Return all the entries exactly, keeping pictures out.

## Dataset excerpts
- - -

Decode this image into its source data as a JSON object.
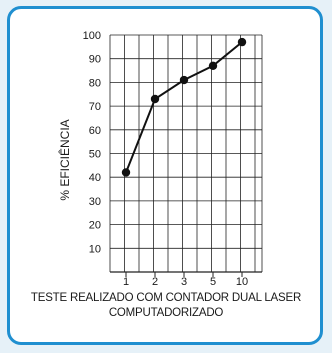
{
  "chart_data": {
    "type": "line",
    "categories": [
      "1",
      "2",
      "3",
      "5",
      "10"
    ],
    "series": [
      {
        "values": [
          42,
          73,
          81,
          87,
          97
        ]
      }
    ],
    "ylabel": "% EFICIÊNCIA",
    "xlabel": "",
    "ylim": [
      0,
      100
    ],
    "yticks": [
      10,
      20,
      30,
      40,
      50,
      60,
      70,
      80,
      90,
      100
    ],
    "grid": true,
    "caption_line1": "TESTE REALIZADO COM CONTADOR DUAL LASER",
    "caption_line2": "COMPUTADORIZADO",
    "colors": {
      "frame": "#1f8fd0",
      "background": "#e6f1f8",
      "line": "#111111"
    }
  }
}
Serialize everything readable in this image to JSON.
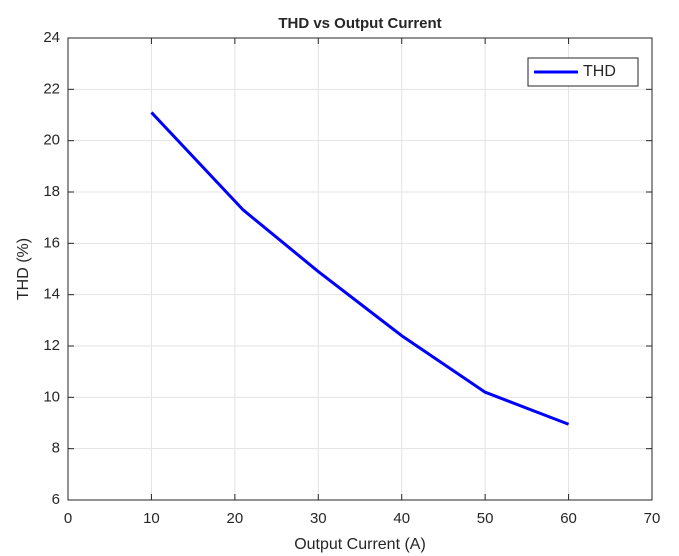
{
  "chart_data": {
    "type": "line",
    "title": "THD vs Output Current",
    "x_label": "Output Current (A)",
    "y_label": "THD (%)",
    "x": [
      10,
      21,
      30,
      40,
      50,
      60
    ],
    "series": [
      {
        "name": "THD",
        "color": "#0000ff",
        "values": [
          21.1,
          17.3,
          14.9,
          12.4,
          10.2,
          8.95
        ]
      }
    ],
    "xlim": [
      0,
      70
    ],
    "xticks": [
      0,
      10,
      20,
      30,
      40,
      50,
      60,
      70
    ],
    "ylim": [
      6,
      24
    ],
    "yticks": [
      6,
      8,
      10,
      12,
      14,
      16,
      18,
      20,
      22,
      24
    ],
    "grid": true,
    "legend": "upper right"
  }
}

- - -

## Reply to the task
Decode this image into its source data as a JSON object.
{
  "chart_data": {
    "type": "line",
    "categories": [
      "1",
      "2",
      "3",
      "5",
      "10"
    ],
    "series": [
      {
        "values": [
          42,
          73,
          81,
          87,
          97
        ]
      }
    ],
    "ylabel": "% EFICIÊNCIA",
    "xlabel": "",
    "ylim": [
      0,
      100
    ],
    "yticks": [
      10,
      20,
      30,
      40,
      50,
      60,
      70,
      80,
      90,
      100
    ],
    "grid": true,
    "caption_line1": "TESTE REALIZADO COM CONTADOR DUAL LASER",
    "caption_line2": "COMPUTADORIZADO",
    "colors": {
      "frame": "#1f8fd0",
      "background": "#e6f1f8",
      "line": "#111111"
    }
  }
}
Serialize everything readable in this image to JSON.
{
  "chart_data": {
    "type": "line",
    "title": "THD vs Output Current",
    "x_label": "Output Current (A)",
    "y_label": "THD (%)",
    "x": [
      10,
      21,
      30,
      40,
      50,
      60
    ],
    "series": [
      {
        "name": "THD",
        "color": "#0000ff",
        "values": [
          21.1,
          17.3,
          14.9,
          12.4,
          10.2,
          8.95
        ]
      }
    ],
    "xlim": [
      0,
      70
    ],
    "xticks": [
      0,
      10,
      20,
      30,
      40,
      50,
      60,
      70
    ],
    "ylim": [
      6,
      24
    ],
    "yticks": [
      6,
      8,
      10,
      12,
      14,
      16,
      18,
      20,
      22,
      24
    ],
    "grid": true,
    "legend": "upper right"
  }
}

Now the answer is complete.